● **Exercise**
Repeat the material below exactly, line for line.

● **Given information**
+ + + +

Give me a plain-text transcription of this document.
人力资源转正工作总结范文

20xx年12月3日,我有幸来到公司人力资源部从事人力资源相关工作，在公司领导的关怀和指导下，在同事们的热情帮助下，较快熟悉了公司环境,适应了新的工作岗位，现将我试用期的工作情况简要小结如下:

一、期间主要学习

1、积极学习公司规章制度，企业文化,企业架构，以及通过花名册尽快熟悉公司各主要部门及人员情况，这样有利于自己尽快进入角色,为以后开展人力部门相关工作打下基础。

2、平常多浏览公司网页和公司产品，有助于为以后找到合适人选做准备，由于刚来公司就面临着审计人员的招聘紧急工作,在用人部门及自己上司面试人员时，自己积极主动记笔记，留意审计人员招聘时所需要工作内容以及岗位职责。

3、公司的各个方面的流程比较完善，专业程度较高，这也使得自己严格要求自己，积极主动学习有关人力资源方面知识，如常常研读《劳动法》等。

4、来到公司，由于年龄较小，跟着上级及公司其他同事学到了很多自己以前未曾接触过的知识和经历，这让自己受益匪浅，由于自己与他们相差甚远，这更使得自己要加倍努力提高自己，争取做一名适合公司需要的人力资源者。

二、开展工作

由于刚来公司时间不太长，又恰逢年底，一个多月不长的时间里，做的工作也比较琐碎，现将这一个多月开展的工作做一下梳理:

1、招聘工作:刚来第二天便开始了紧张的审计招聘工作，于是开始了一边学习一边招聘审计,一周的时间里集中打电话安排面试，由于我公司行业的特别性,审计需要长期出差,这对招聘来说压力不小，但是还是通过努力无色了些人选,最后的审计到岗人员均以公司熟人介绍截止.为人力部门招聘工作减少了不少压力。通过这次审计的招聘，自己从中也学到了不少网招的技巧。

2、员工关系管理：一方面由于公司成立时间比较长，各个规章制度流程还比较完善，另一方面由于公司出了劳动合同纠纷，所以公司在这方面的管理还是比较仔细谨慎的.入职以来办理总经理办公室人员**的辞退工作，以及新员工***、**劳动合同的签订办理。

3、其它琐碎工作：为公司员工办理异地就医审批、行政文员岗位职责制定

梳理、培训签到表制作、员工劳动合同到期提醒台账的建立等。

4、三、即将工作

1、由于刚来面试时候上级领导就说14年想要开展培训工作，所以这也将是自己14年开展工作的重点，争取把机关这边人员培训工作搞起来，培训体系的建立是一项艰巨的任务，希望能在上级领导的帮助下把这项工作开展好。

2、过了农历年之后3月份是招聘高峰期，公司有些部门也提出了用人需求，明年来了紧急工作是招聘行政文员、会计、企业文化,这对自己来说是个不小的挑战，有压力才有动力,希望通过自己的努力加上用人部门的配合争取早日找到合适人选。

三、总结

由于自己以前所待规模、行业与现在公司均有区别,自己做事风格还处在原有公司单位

+ + + +

● **Written solution**
Give me a plain-text transcription of this document.
人力资源转正工作总结范文

20xx年12月3日,我有幸来到公司人力资源部从事人力资源相关工作，在公司领导的关怀和指导下，在同事们的热情帮助下，较快熟悉了公司环境,适应了新的工作岗位，现将我试用期的工作情况简要小结如下:

一、期间主要学习

1、积极学习公司规章制度，企业文化,企业架构，以及通过花名册尽快熟悉公司各主要部门及人员情况，这样有利于自己尽快进入角色,为以后开展人力部门相关工作打下基础。

2、平常多浏览公司网页和公司产品，有助于为以后找到合适人选做准备，由于刚来公司就面临着审计人员的招聘紧急工作,在用人部门及自己上司面试人员时，自己积极主动记笔记，留意审计人员招聘时所需要工作内容以及岗位职责。

3、公司的各个方面的流程比较完善，专业程度较高，这也使得自己严格要求自己，积极主动学习有关人力资源方面知识，如常常研读《劳动法》等。

4、来到公司，由于年龄较小，跟着上级及公司其他同事学到了很多自己以前未曾接触过的知识和经历，这让自己受益匪浅，由于自己与他们相差甚远，这更使得自己要加倍努力提高自己，争取做一名适合公司需要的人力资源者。

二、开展工作

由于刚来公司时间不太长，又恰逢年底，一个多月不长的时间里，做的工作也比较琐碎，现将这一个多月开展的工作做一下梳理:

1、招聘工作:刚来第二天便开始了紧张的审计招聘工作，于是开始了一边学习一边招聘审计,一周的时间里集中打电话安排面试，由于我公司行业的特别性,审计需要长期出差,这对招聘来说压力不小，但是还是通过努力无色了些人选,最后的审计到岗人员均以公司熟人介绍截止.为人力部门招聘工作减少了不少压力。通过这次审计的招聘，自己从中也学到了不少网招的技巧。

2、员工关系管理：一方面由于公司成立时间比较长，各个规章制度流程还比较完善，另一方面由于公司出了劳动合同纠纷，所以公司在这方面的管理还是比较仔细谨慎的.入职以来办理总经理办公室人员**的辞退工作，以及新员工***、**劳动合同的签订办理。

3、其它琐碎工作：为公司员工办理异地就医审批、行政文员岗位职责制定

梳理、培训签到表制作、员工劳动合同到期提醒台账的建立等。

4、三、即将工作

1、由于刚来面试时候上级领导就说14年想要开展培训工作，所以这也将是自己14年开展工作的重点，争取把机关这边人员培训工作搞起来，培训体系的建立是一项艰巨的任务，希望能在上级领导的帮助下把这项工作开展好。

2、过了农历年之后3月份是招聘高峰期，公司有些部门也提出了用人需求，明年来了紧急工作是招聘行政文员、会计、企业文化,这对自己来说是个不小的挑战，有压力才有动力,希望通过自己的努力加上用人部门的配合争取早日找到合适人选。

三、总结

由于自己以前所待规模、行业与现在公司均有区别,自己做事风格还处在原有公司单位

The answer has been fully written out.